Pick out each line of the records in which the word "More" appears.

....

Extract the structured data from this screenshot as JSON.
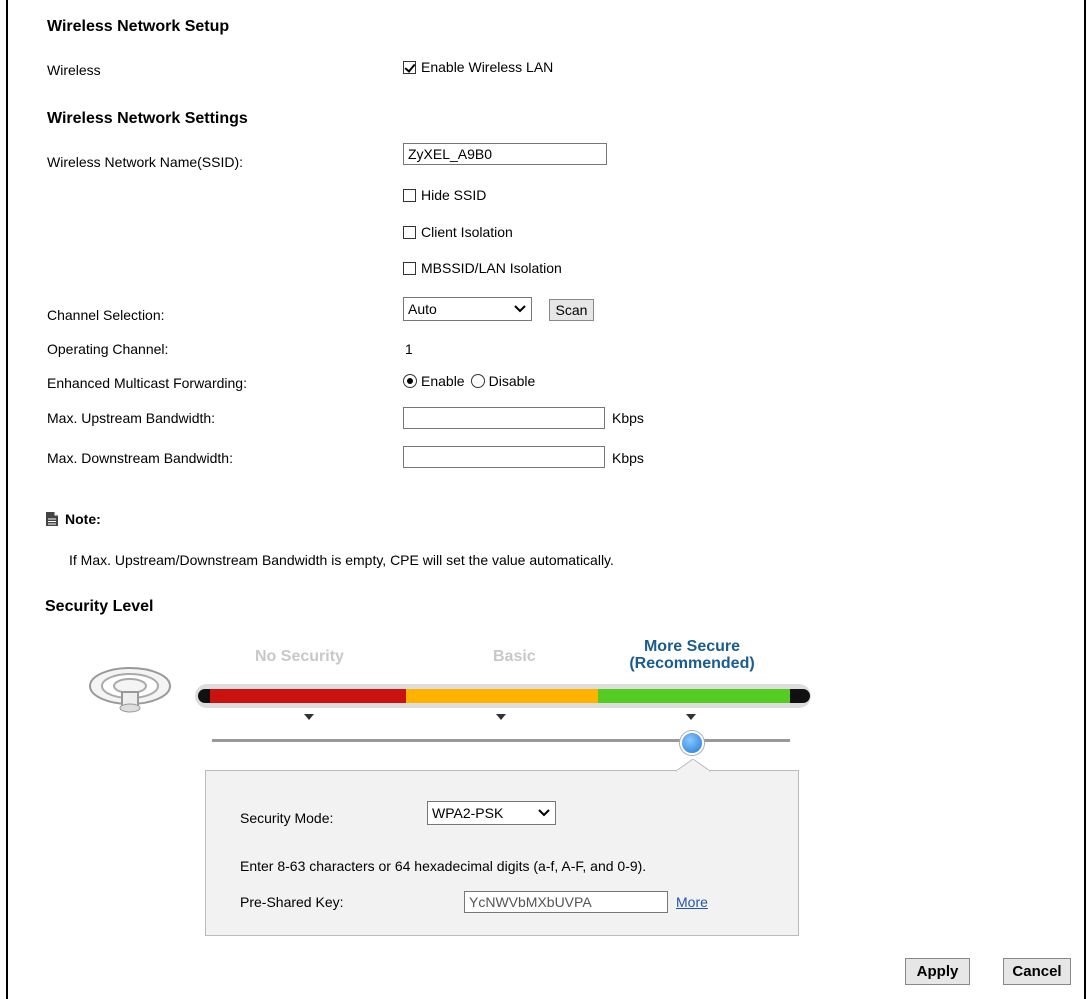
{
  "setup": {
    "title": "Wireless Network Setup",
    "wireless_label": "Wireless",
    "enable_label": "Enable Wireless LAN",
    "enable_checked": true
  },
  "settings": {
    "title": "Wireless Network Settings",
    "ssid_label": "Wireless Network Name(SSID):",
    "ssid_value": "ZyXEL_A9B0",
    "hide_ssid_label": "Hide SSID",
    "client_isolation_label": "Client Isolation",
    "mbssid_label": "MBSSID/LAN Isolation",
    "channel_label": "Channel Selection:",
    "channel_value": "Auto",
    "scan_label": "Scan",
    "operating_label": "Operating Channel:",
    "operating_value": "1",
    "emf_label": "Enhanced Multicast Forwarding:",
    "emf_enable": "Enable",
    "emf_disable": "Disable",
    "upstream_label": "Max. Upstream Bandwidth:",
    "upstream_value": "",
    "downstream_label": "Max. Downstream Bandwidth:",
    "downstream_value": "",
    "unit": "Kbps"
  },
  "note": {
    "title": "Note:",
    "text": "If Max. Upstream/Downstream Bandwidth is empty, CPE will set the value automatically."
  },
  "security": {
    "title": "Security Level",
    "levels": [
      "No Security",
      "Basic",
      "More Secure",
      "(Recommended)"
    ],
    "selected_level": "More Secure",
    "colors": {
      "red": "#cc1111",
      "orange": "#ffb300",
      "green": "#55cc22",
      "active_text": "#1a5c8f",
      "inactive_text": "#c8c8c8"
    },
    "mode_label": "Security Mode:",
    "mode_value": "WPA2-PSK",
    "hint": "Enter 8-63 characters or 64 hexadecimal digits (a-f, A-F, and 0-9).",
    "psk_label": "Pre-Shared Key:",
    "psk_value": "YcNWVbMXbUVPA",
    "more_link": "More"
  },
  "actions": {
    "apply": "Apply",
    "cancel": "Cancel"
  }
}
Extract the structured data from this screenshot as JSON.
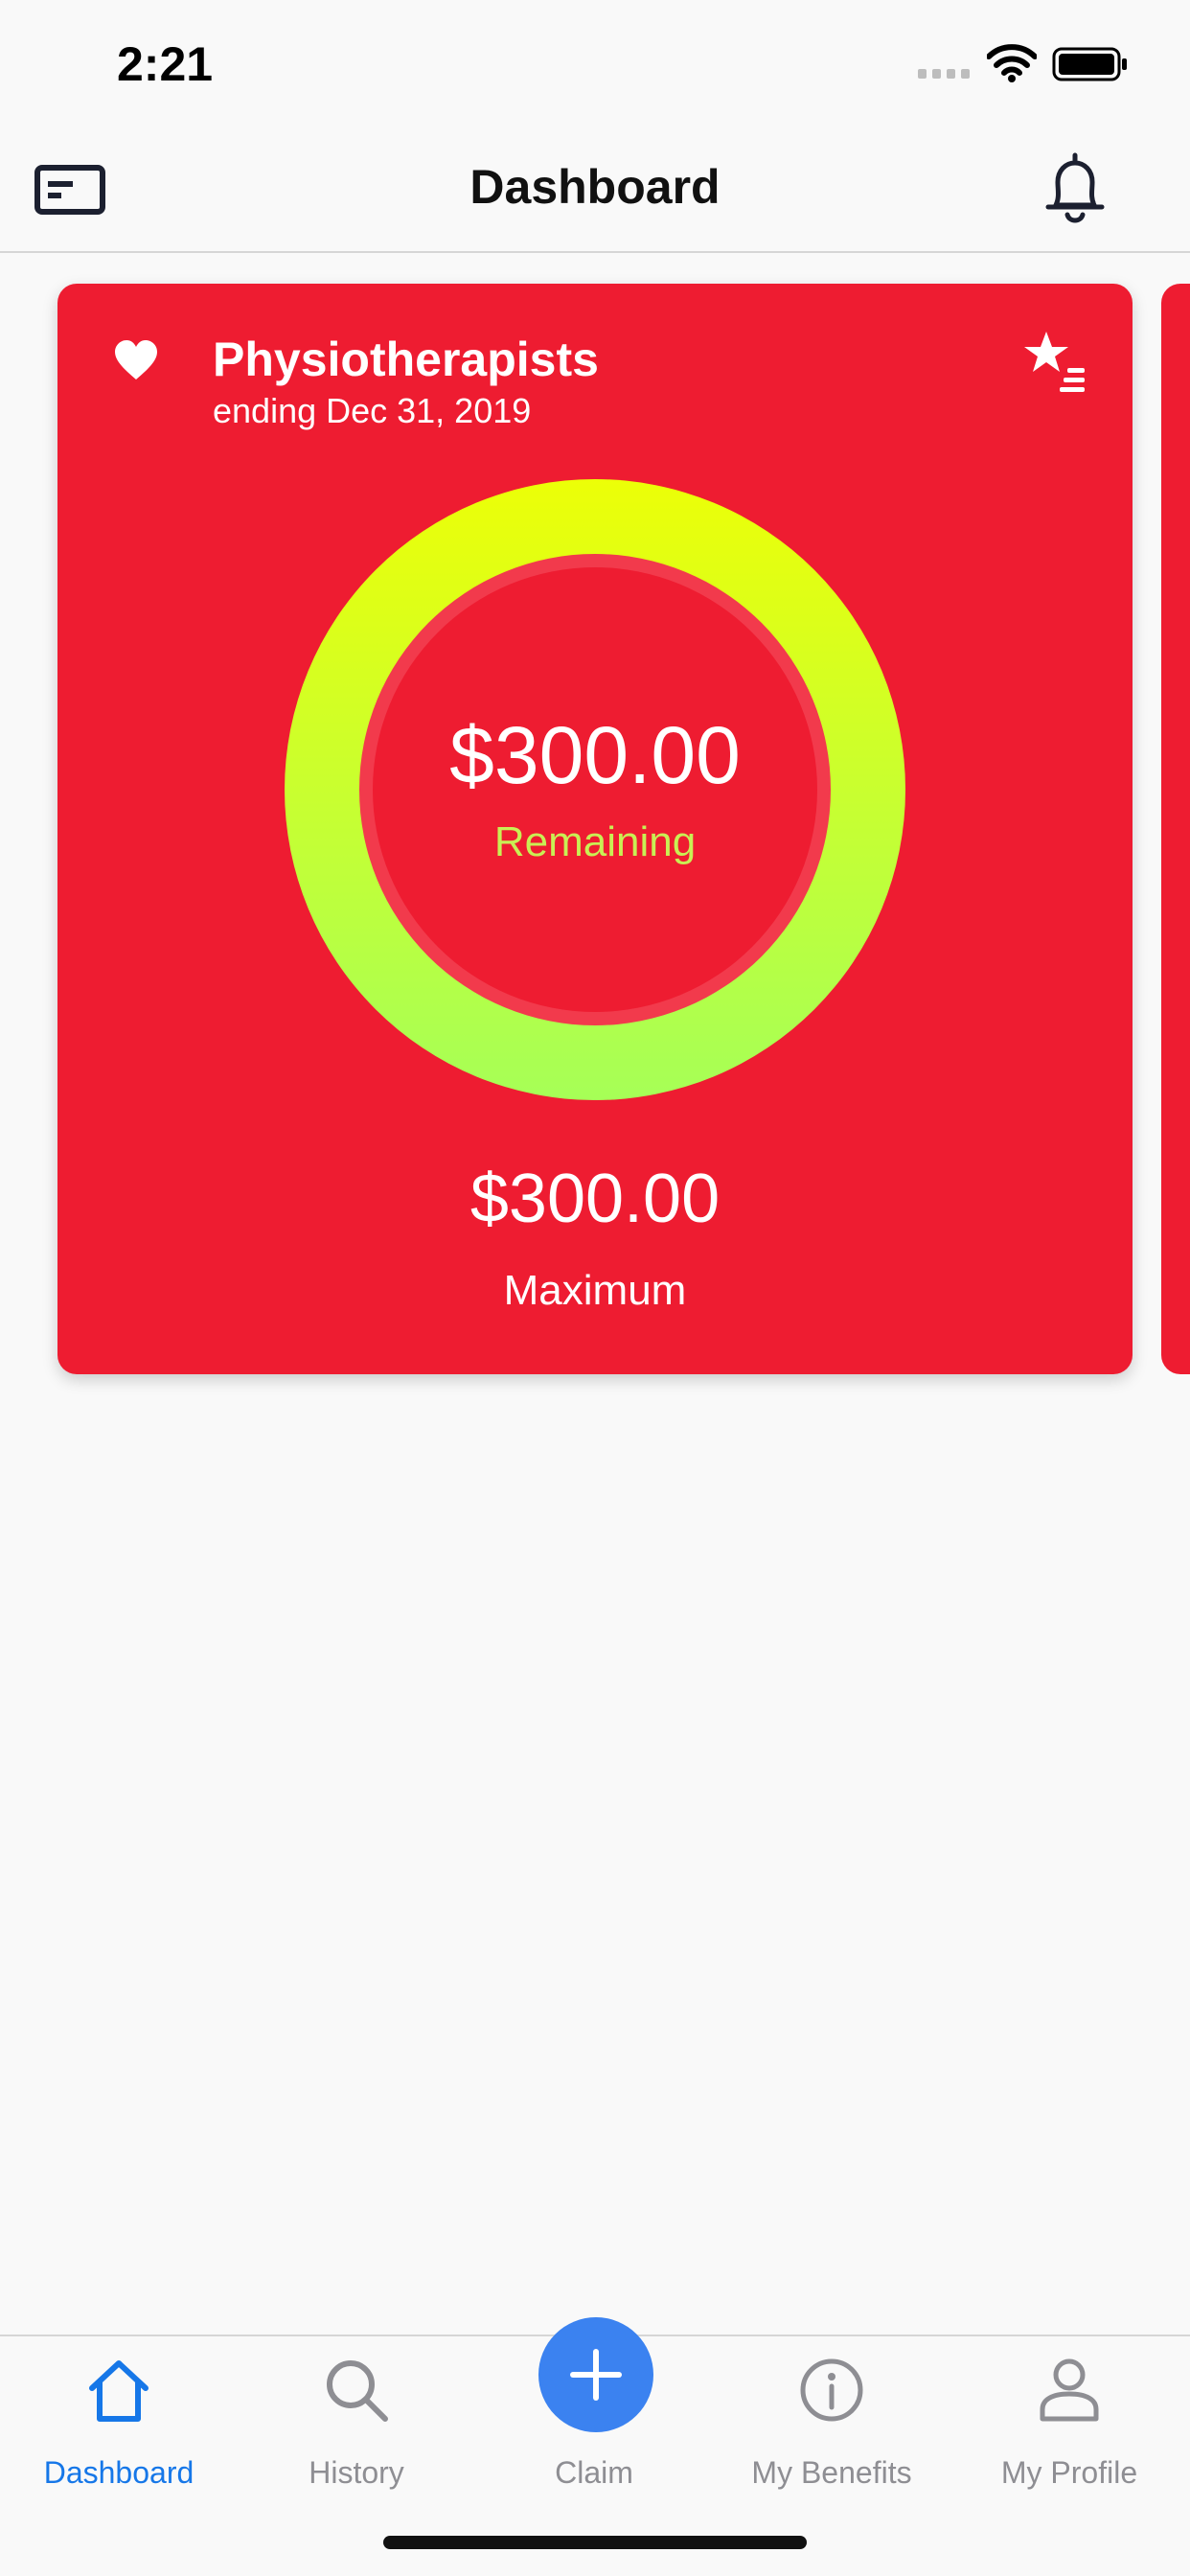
{
  "status_bar": {
    "time": "2:21"
  },
  "nav": {
    "title": "Dashboard",
    "left_icon": "card-icon",
    "right_icon": "bell-icon"
  },
  "benefit_card": {
    "title": "Physiotherapists",
    "subtitle": "ending Dec 31, 2019",
    "remaining_amount": "$300.00",
    "remaining_label": "Remaining",
    "remaining_fraction": 1.0,
    "maximum_amount": "$300.00",
    "maximum_label": "Maximum",
    "left_icon": "heart-icon",
    "right_icon": "favorites-list-icon"
  },
  "colors": {
    "card_background": "#ee1c31",
    "ring_gradient_top": "#ecff07",
    "ring_gradient_bottom": "#a6ff57",
    "accent": "#1677e8",
    "claim_button": "#3b82f0"
  },
  "tabs": [
    {
      "label": "Dashboard",
      "icon": "home-icon",
      "active": true
    },
    {
      "label": "History",
      "icon": "search-icon",
      "active": false
    },
    {
      "label": "Claim",
      "icon": "plus-icon",
      "active": false
    },
    {
      "label": "My Benefits",
      "icon": "info-icon",
      "active": false
    },
    {
      "label": "My Profile",
      "icon": "person-icon",
      "active": false
    }
  ]
}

....

▶ Solution to the exercise:
      "More Secure",
    "selected_level": "More Secure",
    "more_link": "More"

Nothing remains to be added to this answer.